PROVIDED INFORMATION.
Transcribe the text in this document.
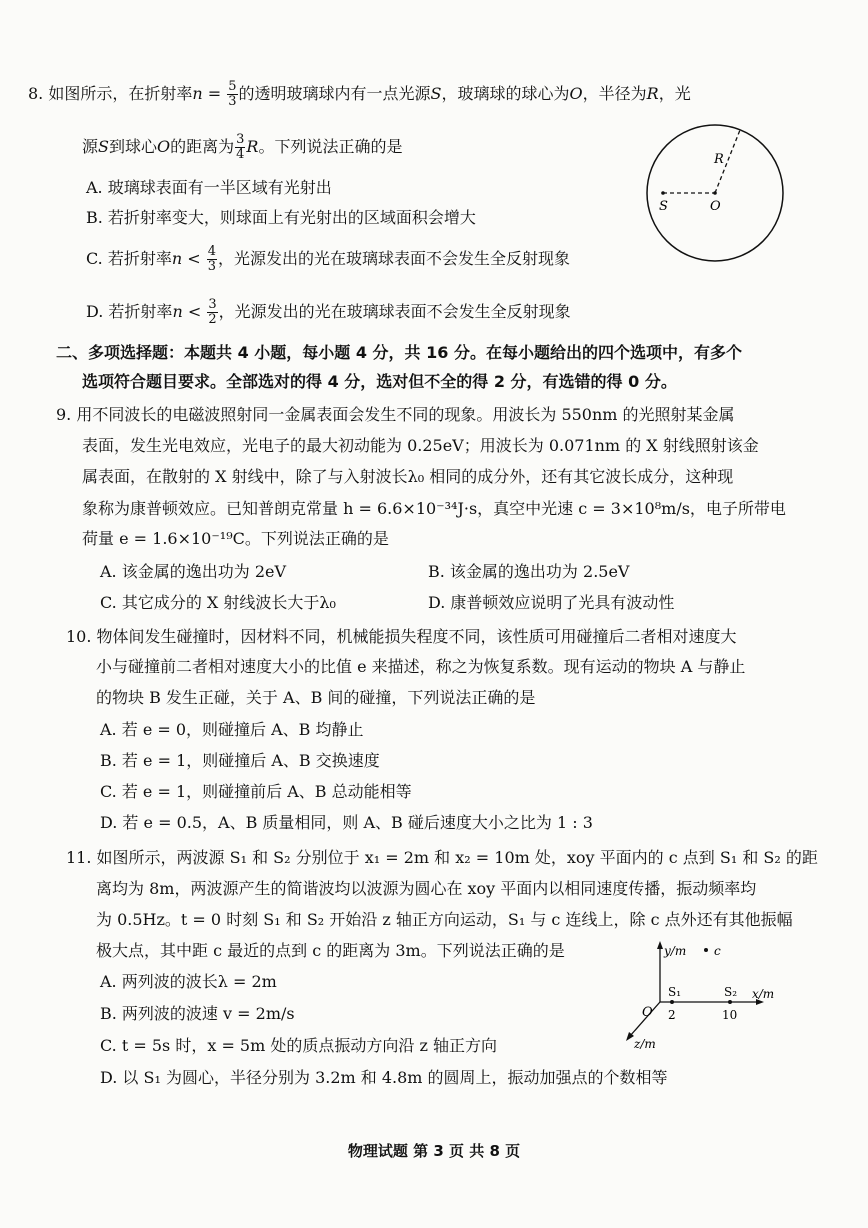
8. 如图所示，在折射率$n = \frac{5}{3}$ 的透明玻璃球内有一点光源S，玻璃球的球心为O，半径为R，光
源S到球心O的距离为 $\frac{3}{4}$ R。下列说法正确的是
A. 玻璃球表面有一半区域有光射出
B. 若折射率变大，则球面上有光射出的区域面积会增大
C. 若折射率$n < \frac{4}{3}$ ，光源发出的光在玻璃球表面不会发生全反射现象
D. 若折射率$n < \frac{3}{2}$ ，光源发出的光在玻璃球表面不会发生全反射现象
R
S	O
二、多项选择题：本题共 4 小题，每小题 4 分，共 16 分。在每小题给出的四个选项中，有多个
选项符合题目要求。全部选对的得 4 分，选对但不全的得 2 分，有选错的得 0 分。
9. 用不同波长的电磁波照射同一金属表面会发生不同的现象。用波长为 550nm 的光照射某金属
表面，发生光电效应，光电子的最大初动能为 0.25eV；用波长为 0.071nm 的 X 射线照射该金
属表面，在散射的 X 射线中，除了与入射波长λ₀ 相同的成分外，还有其它波长成分，这种现
象称为康普顿效应。已知普朗克常量 h = 6.6×10⁻³⁴J·s，真空中光速 c = 3×10⁸m/s，电子所带电
荷量 e = 1.6×10⁻¹⁹C。下列说法正确的是
A. 该金属的逸出功为 2eV	B. 该金属的逸出功为 2.5eV
C. 其它成分的 X 射线波长大于λ₀	D. 康普顿效应说明了光具有波动性
10. 物体间发生碰撞时，因材料不同，机械能损失程度不同，该性质可用碰撞后二者相对速度大
小与碰撞前二者相对速度大小的比值 e 来描述，称之为恢复系数。现有运动的物块 A 与静止
的物块 B 发生正碰，关于 A、B 间的碰撞，下列说法正确的是
A. 若 e = 0，则碰撞后 A、B 均静止
B. 若 e = 1，则碰撞后 A、B 交换速度
C. 若 e = 1，则碰撞前后 A、B 总动能相等
D. 若 e = 0.5，A、B 质量相同，则 A、B 碰后速度大小之比为 1 : 3
11. 如图所示，两波源 S₁ 和 S₂ 分别位于 x₁ = 2m 和 x₂ = 10m 处，xoy 平面内的 c 点到 S₁ 和 S₂ 的距
离均为 8m，两波源产生的简谐波均以波源为圆心在 xoy 平面内以相同速度传播，振动频率均
为 0.5Hz。t = 0 时刻 S₁ 和 S₂ 开始沿 z 轴正方向运动，S₁ 与 c 连线上，除 c 点外还有其他振幅
极大点，其中距 c 最近的点到 c 的距离为 3m。下列说法正确的是
A. 两列波的波长λ = 2m
B. 两列波的波速 v = 2m/s
C. t = 5s 时，x = 5m 处的质点振动方向沿 z 轴正方向
D. 以 S₁ 为圆心，半径分别为 3.2m 和 4.8m 的圆周上，振动加强点的个数相等
y/m c
x/m
O
S₁	S₂
2	10
z/m
物理试题 第 3 页 共 8 页
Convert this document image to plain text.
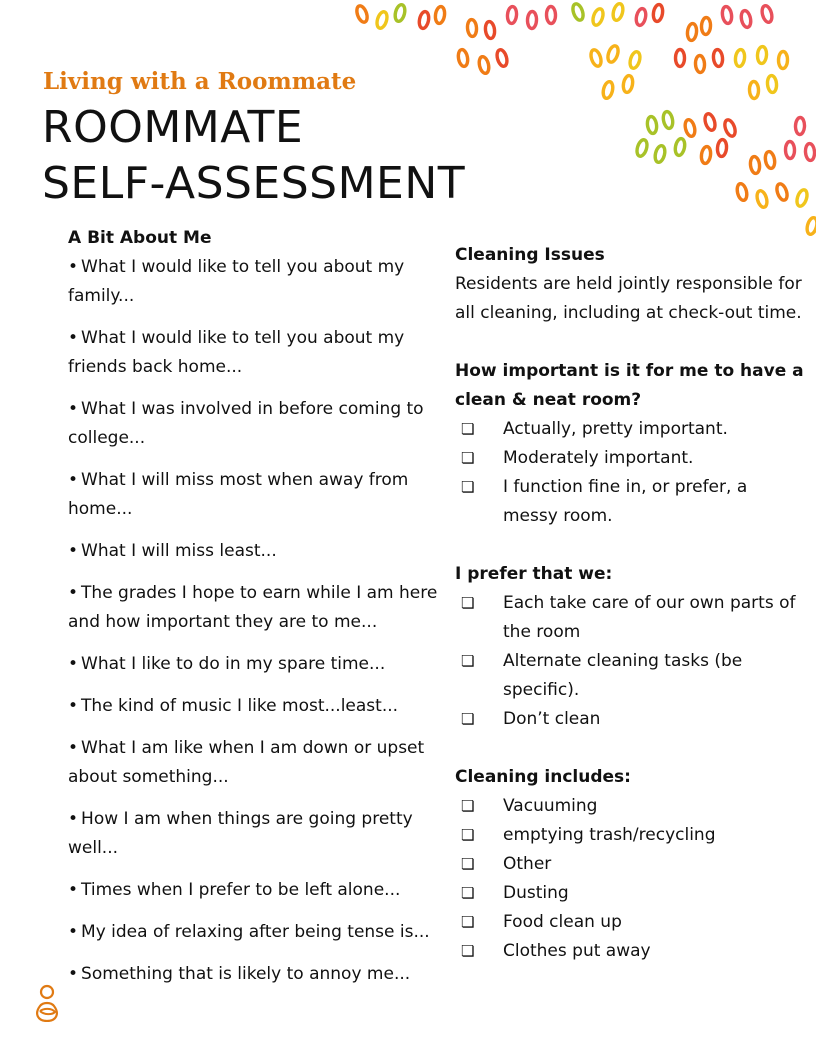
Living with a Roommate
ROOMMATE
SELF-ASSESSMENT
A Bit About Me
• What I would like to tell you about my family...
• What I would like to tell you about my friends back home...
• What I was involved in before coming to college...
• What I will miss most when away from home...
• What I will miss least...
• The grades I hope to earn while I am here and how important they are to me...
• What I like to do in my spare time...
• The kind of music I like most...least...
• What I am like when I am down or upset about something...
• How I am when things are going pretty well...
• Times when I prefer to be left alone...
• My idea of relaxing after being tense is...
• Something that is likely to annoy me...
Cleaning Issues

Residents are held jointly responsible for all cleaning, including at check-out time.

How important is it for me to have a clean & neat room?
❏	Actually, pretty important.
❏	Moderately important.
❏	I function fine in, or prefer, a messy room.
I prefer that we:
❏	Each take care of our own parts of the room
❏	Alternate cleaning tasks (be specific).
❏	Don’t clean
Cleaning includes:
❏	Vacuuming
❏	emptying trash/recycling
❏	Other
❏	Dusting
❏	Food clean up
❏	Clothes put away
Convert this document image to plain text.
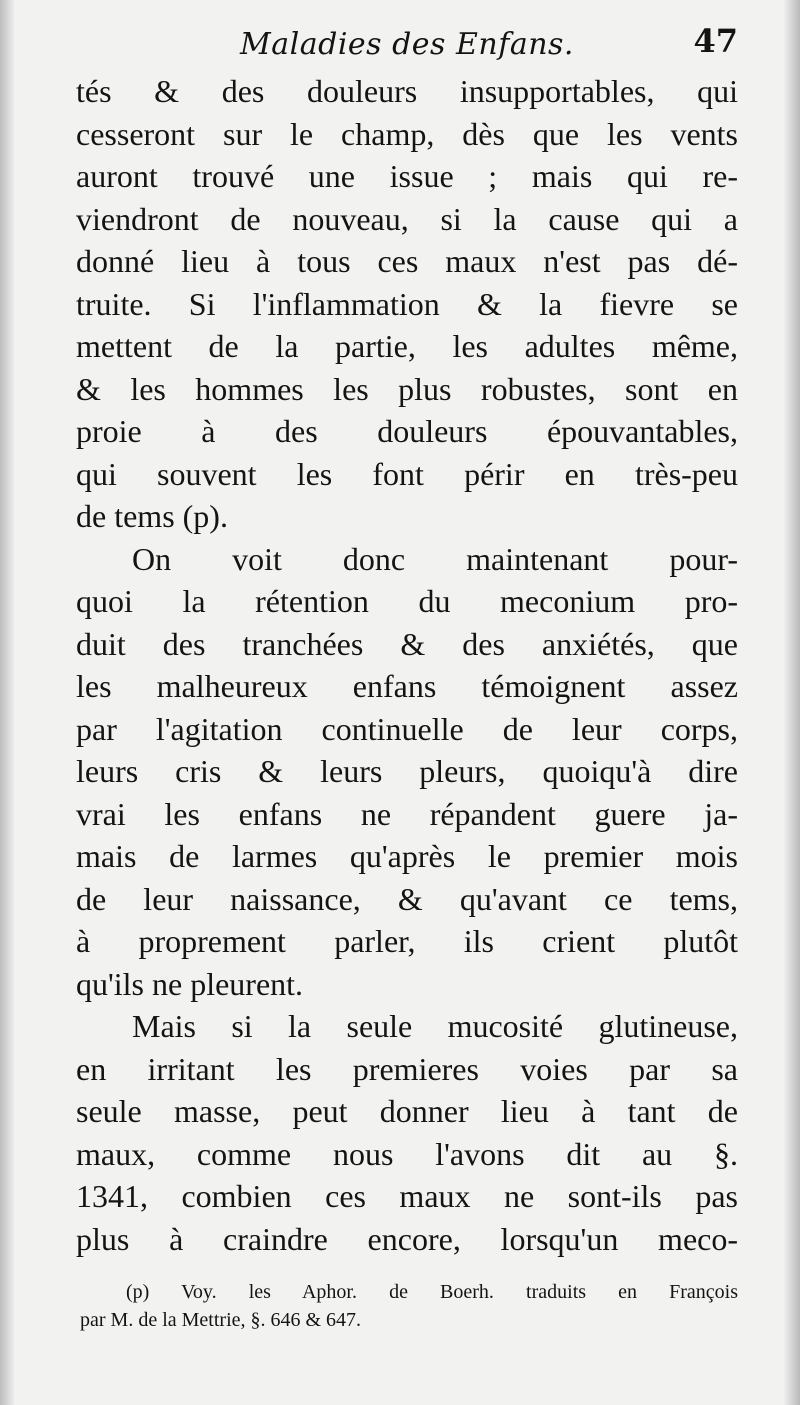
Maladies des Enfans.	47
tés & des douleurs insupportables, qui
cesseront sur le champ, dès que les vents
auront trouvé une issue ; mais qui re-
viendront de nouveau, si la cause qui a
donné lieu à tous ces maux n'est pas dé-
truite. Si l'inflammation & la fievre se
mettent de la partie, les adultes même,
& les hommes les plus robustes, sont en
proie à des douleurs épouvantables,
qui souvent les font périr en très-peu
de tems (p).
On voit donc maintenant pour-
quoi la rétention du meconium pro-
duit des tranchées & des anxiétés, que
les malheureux enfans témoignent assez
par l'agitation continuelle de leur corps,
leurs cris & leurs pleurs, quoiqu'à dire
vrai les enfans ne répandent guere ja-
mais de larmes qu'après le premier mois
de leur naissance, & qu'avant ce tems,
à proprement parler, ils crient plutôt
qu'ils ne pleurent.
Mais si la seule mucosité glutineuse,
en irritant les premieres voies par sa
seule masse, peut donner lieu à tant de
maux, comme nous l'avons dit au §.
1341, combien ces maux ne sont-ils pas
plus à craindre encore, lorsqu'un meco-
(p) Voy. les Aphor. de Boerh. traduits en François
par M. de la Mettrie, §. 646 & 647.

PROBLEM DESCRIPTION.
Determine how many lines above contain "when" as a word or string. Give the number alone.

RESULT FOR THIS TASK.
4